__YOUR TASK__. Restate all of the entries exactly, dropping any pictures they hold.

__Stored entries__.
************

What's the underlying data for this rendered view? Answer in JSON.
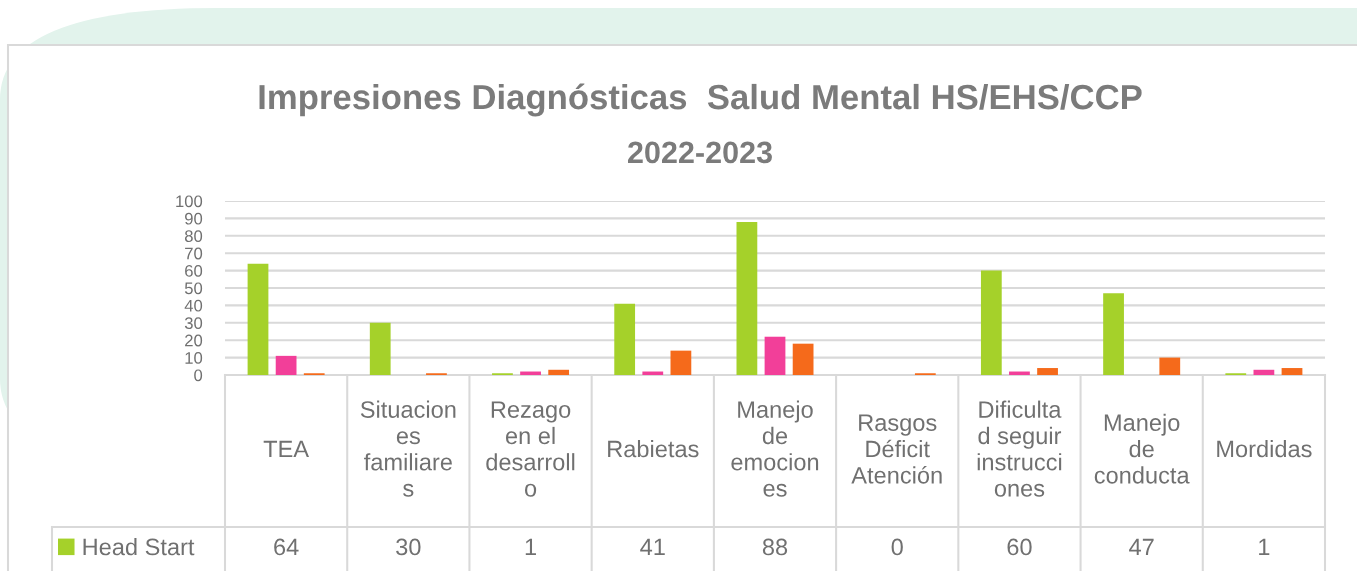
{
  "chart_data": {
    "type": "bar",
    "title": "Impresiones Diagnósticas  Salud Mental HS/EHS/CCP",
    "subtitle": "2022-2023",
    "categories": [
      "TEA",
      "Situacion\nes\nfamiliare\ns",
      "Rezago\nen el\ndesarroll\no",
      "Rabietas",
      "Manejo\nde\nemocion\nes",
      "Rasgos\nDéficit\nAtención",
      "Dificulta\nd seguir\ninstrucci\nones",
      "Manejo\nde\nconducta",
      "Mordidas"
    ],
    "series": [
      {
        "name": "Head Start",
        "color": "#a5d12a",
        "values": [
          64,
          30,
          1,
          41,
          88,
          0,
          60,
          47,
          1
        ],
        "value_labels": [
          "64",
          "30",
          "1",
          "41",
          "88",
          "0",
          "60",
          "47",
          "1"
        ]
      },
      {
        "color": "#f23f99",
        "values": [
          11,
          0,
          2,
          2,
          22,
          0,
          2,
          0,
          3
        ]
      },
      {
        "color": "#f56a1b",
        "values": [
          1,
          1,
          3,
          14,
          18,
          1,
          4,
          10,
          4
        ]
      }
    ],
    "ylim": [
      0,
      100
    ],
    "yticks": [
      0,
      10,
      20,
      30,
      40,
      50,
      60,
      70,
      80,
      90,
      100
    ],
    "grid": "y",
    "legend": "bottom left"
  }
}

************

__WRITTEN SOLUTION__.
What's the underlying data for this rendered view? Answer in JSON.
{
  "chart_data": {
    "type": "bar",
    "title": "Impresiones Diagnósticas  Salud Mental HS/EHS/CCP",
    "subtitle": "2022-2023",
    "categories": [
      "TEA",
      "Situacion\nes\nfamiliare\ns",
      "Rezago\nen el\ndesarroll\no",
      "Rabietas",
      "Manejo\nde\nemocion\nes",
      "Rasgos\nDéficit\nAtención",
      "Dificulta\nd seguir\ninstrucci\nones",
      "Manejo\nde\nconducta",
      "Mordidas"
    ],
    "series": [
      {
        "name": "Head Start",
        "color": "#a5d12a",
        "values": [
          64,
          30,
          1,
          41,
          88,
          0,
          60,
          47,
          1
        ],
        "value_labels": [
          "64",
          "30",
          "1",
          "41",
          "88",
          "0",
          "60",
          "47",
          "1"
        ]
      },
      {
        "color": "#f23f99",
        "values": [
          11,
          0,
          2,
          2,
          22,
          0,
          2,
          0,
          3
        ]
      },
      {
        "color": "#f56a1b",
        "values": [
          1,
          1,
          3,
          14,
          18,
          1,
          4,
          10,
          4
        ]
      }
    ],
    "ylim": [
      0,
      100
    ],
    "yticks": [
      0,
      10,
      20,
      30,
      40,
      50,
      60,
      70,
      80,
      90,
      100
    ],
    "grid": "y",
    "legend": "bottom left"
  }
}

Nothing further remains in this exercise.